→ Exercise goal
Go through the entries below and retype them exactly, omitting each picture.

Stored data
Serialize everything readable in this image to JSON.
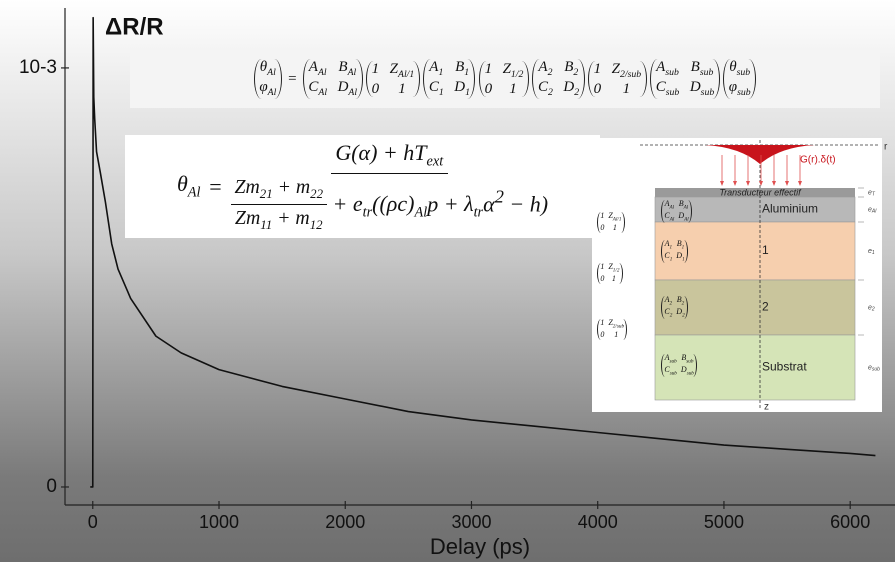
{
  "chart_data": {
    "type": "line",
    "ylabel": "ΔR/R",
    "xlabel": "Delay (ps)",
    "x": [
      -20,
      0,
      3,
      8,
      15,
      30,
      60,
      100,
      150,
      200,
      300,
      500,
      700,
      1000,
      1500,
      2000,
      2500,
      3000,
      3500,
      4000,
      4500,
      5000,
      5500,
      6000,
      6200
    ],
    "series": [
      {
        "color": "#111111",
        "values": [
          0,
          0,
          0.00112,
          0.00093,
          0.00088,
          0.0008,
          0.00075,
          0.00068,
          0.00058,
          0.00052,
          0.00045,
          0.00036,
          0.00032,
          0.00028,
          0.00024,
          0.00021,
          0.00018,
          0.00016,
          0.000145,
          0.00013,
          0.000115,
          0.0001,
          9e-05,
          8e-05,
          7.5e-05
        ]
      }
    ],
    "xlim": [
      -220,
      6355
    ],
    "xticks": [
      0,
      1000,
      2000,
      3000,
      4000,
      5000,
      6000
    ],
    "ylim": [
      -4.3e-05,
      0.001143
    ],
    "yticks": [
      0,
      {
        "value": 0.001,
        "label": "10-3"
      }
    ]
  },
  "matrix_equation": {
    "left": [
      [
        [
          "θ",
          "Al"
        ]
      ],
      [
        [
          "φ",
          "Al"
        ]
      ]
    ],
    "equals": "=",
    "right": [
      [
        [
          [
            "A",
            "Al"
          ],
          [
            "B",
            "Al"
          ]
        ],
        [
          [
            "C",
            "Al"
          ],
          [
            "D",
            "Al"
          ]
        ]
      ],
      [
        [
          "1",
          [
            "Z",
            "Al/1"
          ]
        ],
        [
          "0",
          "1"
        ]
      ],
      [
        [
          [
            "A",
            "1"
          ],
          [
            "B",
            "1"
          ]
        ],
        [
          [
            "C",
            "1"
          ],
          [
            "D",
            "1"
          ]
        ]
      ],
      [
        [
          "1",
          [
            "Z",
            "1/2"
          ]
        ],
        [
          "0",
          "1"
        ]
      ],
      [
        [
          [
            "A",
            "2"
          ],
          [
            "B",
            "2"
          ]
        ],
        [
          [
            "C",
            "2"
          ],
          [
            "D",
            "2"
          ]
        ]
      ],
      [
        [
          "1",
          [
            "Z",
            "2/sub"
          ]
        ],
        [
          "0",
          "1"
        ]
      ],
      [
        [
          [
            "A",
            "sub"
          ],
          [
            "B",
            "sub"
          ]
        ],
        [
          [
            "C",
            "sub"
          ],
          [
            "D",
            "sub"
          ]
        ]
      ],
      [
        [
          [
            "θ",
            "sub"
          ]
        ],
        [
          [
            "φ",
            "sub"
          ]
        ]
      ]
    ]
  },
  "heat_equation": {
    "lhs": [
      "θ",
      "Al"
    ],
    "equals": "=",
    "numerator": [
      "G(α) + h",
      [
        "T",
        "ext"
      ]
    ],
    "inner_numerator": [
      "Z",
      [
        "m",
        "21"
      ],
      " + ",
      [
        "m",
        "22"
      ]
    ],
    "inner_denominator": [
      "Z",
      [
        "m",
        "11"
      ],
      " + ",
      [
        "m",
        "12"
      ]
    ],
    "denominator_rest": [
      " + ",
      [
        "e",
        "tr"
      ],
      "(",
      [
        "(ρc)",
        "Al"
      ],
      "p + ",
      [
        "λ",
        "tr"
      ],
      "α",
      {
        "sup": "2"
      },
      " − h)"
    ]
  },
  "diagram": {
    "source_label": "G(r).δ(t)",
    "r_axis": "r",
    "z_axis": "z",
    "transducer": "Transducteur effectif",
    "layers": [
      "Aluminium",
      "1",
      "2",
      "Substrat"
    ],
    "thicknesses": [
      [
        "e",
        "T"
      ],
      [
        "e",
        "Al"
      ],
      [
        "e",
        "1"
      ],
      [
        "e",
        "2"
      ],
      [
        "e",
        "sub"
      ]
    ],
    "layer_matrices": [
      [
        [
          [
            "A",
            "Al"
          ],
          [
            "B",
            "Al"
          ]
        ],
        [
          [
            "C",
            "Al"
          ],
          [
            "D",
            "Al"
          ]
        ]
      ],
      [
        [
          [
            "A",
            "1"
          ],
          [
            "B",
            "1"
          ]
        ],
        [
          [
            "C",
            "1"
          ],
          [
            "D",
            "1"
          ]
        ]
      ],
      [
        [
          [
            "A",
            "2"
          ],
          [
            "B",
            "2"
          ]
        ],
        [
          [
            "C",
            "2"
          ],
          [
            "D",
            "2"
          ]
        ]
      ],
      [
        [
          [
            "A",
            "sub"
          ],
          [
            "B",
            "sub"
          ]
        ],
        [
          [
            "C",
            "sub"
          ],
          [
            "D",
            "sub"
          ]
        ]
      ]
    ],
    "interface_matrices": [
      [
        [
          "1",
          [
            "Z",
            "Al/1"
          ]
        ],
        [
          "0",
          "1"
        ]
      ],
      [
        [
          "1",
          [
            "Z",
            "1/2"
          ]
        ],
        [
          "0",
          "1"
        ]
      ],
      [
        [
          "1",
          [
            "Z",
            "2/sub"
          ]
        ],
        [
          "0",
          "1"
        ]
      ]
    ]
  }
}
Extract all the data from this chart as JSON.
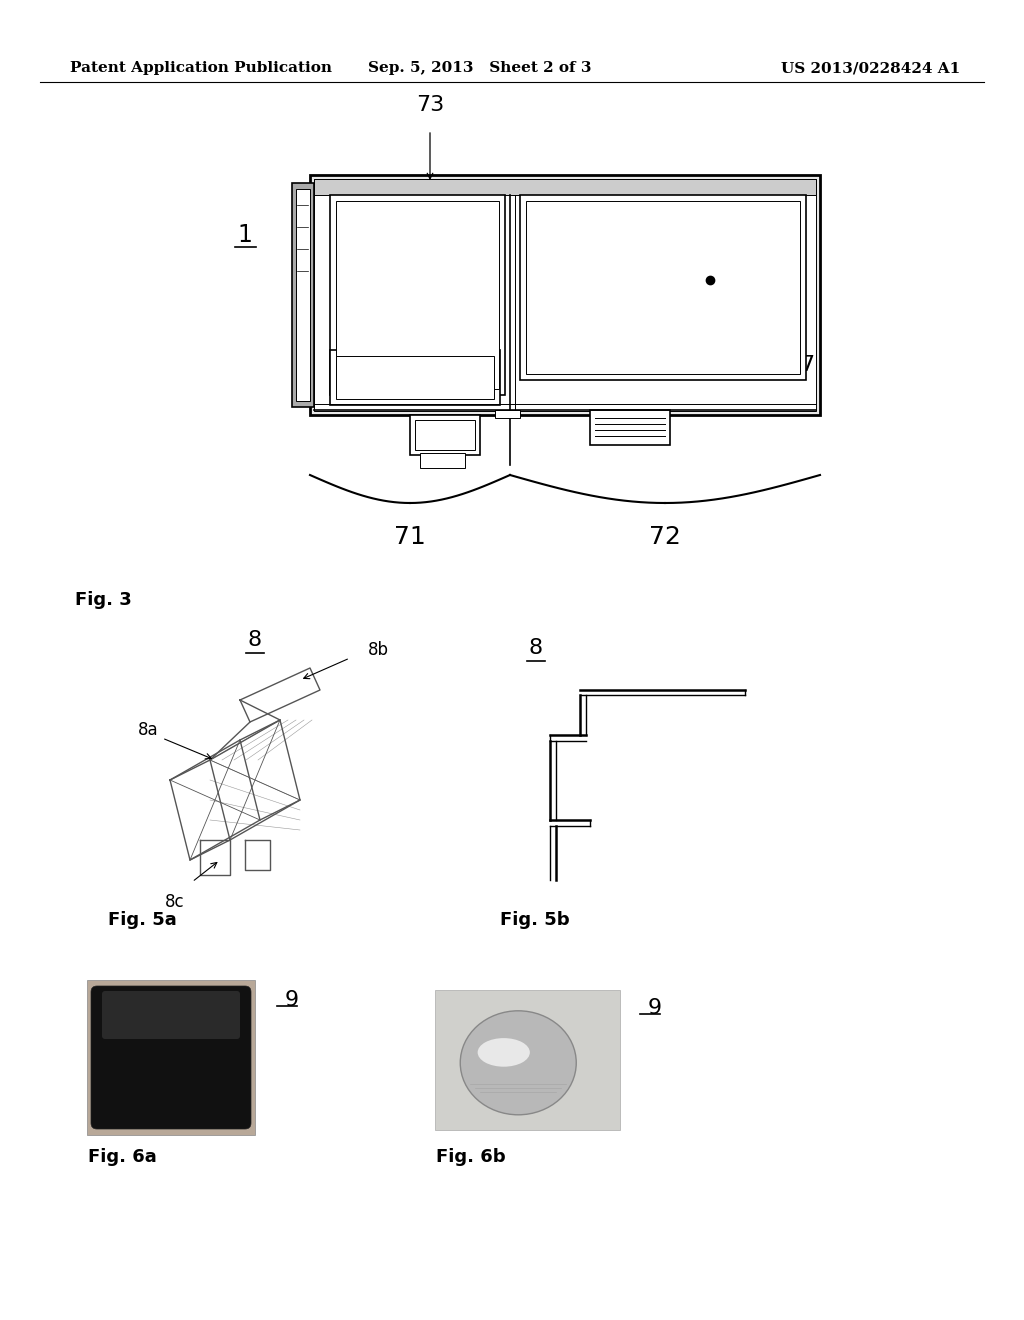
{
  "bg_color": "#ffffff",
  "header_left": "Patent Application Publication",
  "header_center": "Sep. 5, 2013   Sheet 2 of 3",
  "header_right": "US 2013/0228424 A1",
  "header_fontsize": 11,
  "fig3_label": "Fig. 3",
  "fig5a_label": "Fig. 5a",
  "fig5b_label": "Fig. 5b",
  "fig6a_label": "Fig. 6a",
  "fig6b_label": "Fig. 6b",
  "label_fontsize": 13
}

→ Output
Serialize everything readable in this image to JSON.
{
  "chart_data": {
    "type": "line",
    "ylabel": "ΔR/R",
    "xlabel": "Delay (ps)",
    "x": [
      -20,
      0,
      3,
      8,
      15,
      30,
      60,
      100,
      150,
      200,
      300,
      500,
      700,
      1000,
      1500,
      2000,
      2500,
      3000,
      3500,
      4000,
      4500,
      5000,
      5500,
      6000,
      6200
    ],
    "series": [
      {
        "color": "#111111",
        "values": [
          0,
          0,
          0.00112,
          0.00093,
          0.00088,
          0.0008,
          0.00075,
          0.00068,
          0.00058,
          0.00052,
          0.00045,
          0.00036,
          0.00032,
          0.00028,
          0.00024,
          0.00021,
          0.00018,
          0.00016,
          0.000145,
          0.00013,
          0.000115,
          0.0001,
          9e-05,
          8e-05,
          7.5e-05
        ]
      }
    ],
    "xlim": [
      -220,
      6355
    ],
    "xticks": [
      0,
      1000,
      2000,
      3000,
      4000,
      5000,
      6000
    ],
    "ylim": [
      -4.3e-05,
      0.001143
    ],
    "yticks": [
      0,
      {
        "value": 0.001,
        "label": "10-3"
      }
    ]
  },
  "matrix_equation": {
    "left": [
      [
        [
          "θ",
          "Al"
        ]
      ],
      [
        [
          "φ",
          "Al"
        ]
      ]
    ],
    "equals": "=",
    "right": [
      [
        [
          [
            "A",
            "Al"
          ],
          [
            "B",
            "Al"
          ]
        ],
        [
          [
            "C",
            "Al"
          ],
          [
            "D",
            "Al"
          ]
        ]
      ],
      [
        [
          "1",
          [
            "Z",
            "Al/1"
          ]
        ],
        [
          "0",
          "1"
        ]
      ],
      [
        [
          [
            "A",
            "1"
          ],
          [
            "B",
            "1"
          ]
        ],
        [
          [
            "C",
            "1"
          ],
          [
            "D",
            "1"
          ]
        ]
      ],
      [
        [
          "1",
          [
            "Z",
            "1/2"
          ]
        ],
        [
          "0",
          "1"
        ]
      ],
      [
        [
          [
            "A",
            "2"
          ],
          [
            "B",
            "2"
          ]
        ],
        [
          [
            "C",
            "2"
          ],
          [
            "D",
            "2"
          ]
        ]
      ],
      [
        [
          "1",
          [
            "Z",
            "2/sub"
          ]
        ],
        [
          "0",
          "1"
        ]
      ],
      [
        [
          [
            "A",
            "sub"
          ],
          [
            "B",
            "sub"
          ]
        ],
        [
          [
            "C",
            "sub"
          ],
          [
            "D",
            "sub"
          ]
        ]
      ],
      [
        [
          [
            "θ",
            "sub"
          ]
        ],
        [
          [
            "φ",
            "sub"
          ]
        ]
      ]
    ]
  },
  "heat_equation": {
    "lhs": [
      "θ",
      "Al"
    ],
    "equals": "=",
    "numerator": [
      "G(α) + h",
      [
        "T",
        "ext"
      ]
    ],
    "inner_numerator": [
      "Z",
      [
        "m",
        "21"
      ],
      " + ",
      [
        "m",
        "22"
      ]
    ],
    "inner_denominator": [
      "Z",
      [
        "m",
        "11"
      ],
      " + ",
      [
        "m",
        "12"
      ]
    ],
    "denominator_rest": [
      " + ",
      [
        "e",
        "tr"
      ],
      "(",
      [
        "(ρc)",
        "Al"
      ],
      "p + ",
      [
        "λ",
        "tr"
      ],
      "α",
      {
        "sup": "2"
      },
      " − h)"
    ]
  },
  "diagram": {
    "source_label": "G(r).δ(t)",
    "r_axis": "r",
    "z_axis": "z",
    "transducer": "Transducteur effectif",
    "layers": [
      "Aluminium",
      "1",
      "2",
      "Substrat"
    ],
    "thicknesses": [
      [
        "e",
        "T"
      ],
      [
        "e",
        "Al"
      ],
      [
        "e",
        "1"
      ],
      [
        "e",
        "2"
      ],
      [
        "e",
        "sub"
      ]
    ],
    "layer_matrices": [
      [
        [
          [
            "A",
            "Al"
          ],
          [
            "B",
            "Al"
          ]
        ],
        [
          [
            "C",
            "Al"
          ],
          [
            "D",
            "Al"
          ]
        ]
      ],
      [
        [
          [
            "A",
            "1"
          ],
          [
            "B",
            "1"
          ]
        ],
        [
          [
            "C",
            "1"
          ],
          [
            "D",
            "1"
          ]
        ]
      ],
      [
        [
          [
            "A",
            "2"
          ],
          [
            "B",
            "2"
          ]
        ],
        [
          [
            "C",
            "2"
          ],
          [
            "D",
            "2"
          ]
        ]
      ],
      [
        [
          [
            "A",
            "sub"
          ],
          [
            "B",
            "sub"
          ]
        ],
        [
          [
            "C",
            "sub"
          ],
          [
            "D",
            "sub"
          ]
        ]
      ]
    ],
    "interface_matrices": [
      [
        [
          "1",
          [
            "Z",
            "Al/1"
          ]
        ],
        [
          "0",
          "1"
        ]
      ],
      [
        [
          "1",
          [
            "Z",
            "1/2"
          ]
        ],
        [
          "0",
          "1"
        ]
      ],
      [
        [
          "1",
          [
            "Z",
            "2/sub"
          ]
        ],
        [
          "0",
          "1"
        ]
      ]
    ]
  }
}
Extract all the data from this chart as JSON.
{
  "bg_color": "#ffffff",
  "header_left": "Patent Application Publication",
  "header_center": "Sep. 5, 2013   Sheet 2 of 3",
  "header_right": "US 2013/0228424 A1",
  "header_fontsize": 11,
  "fig3_label": "Fig. 3",
  "fig5a_label": "Fig. 5a",
  "fig5b_label": "Fig. 5b",
  "fig6a_label": "Fig. 6a",
  "fig6b_label": "Fig. 6b",
  "label_fontsize": 13
}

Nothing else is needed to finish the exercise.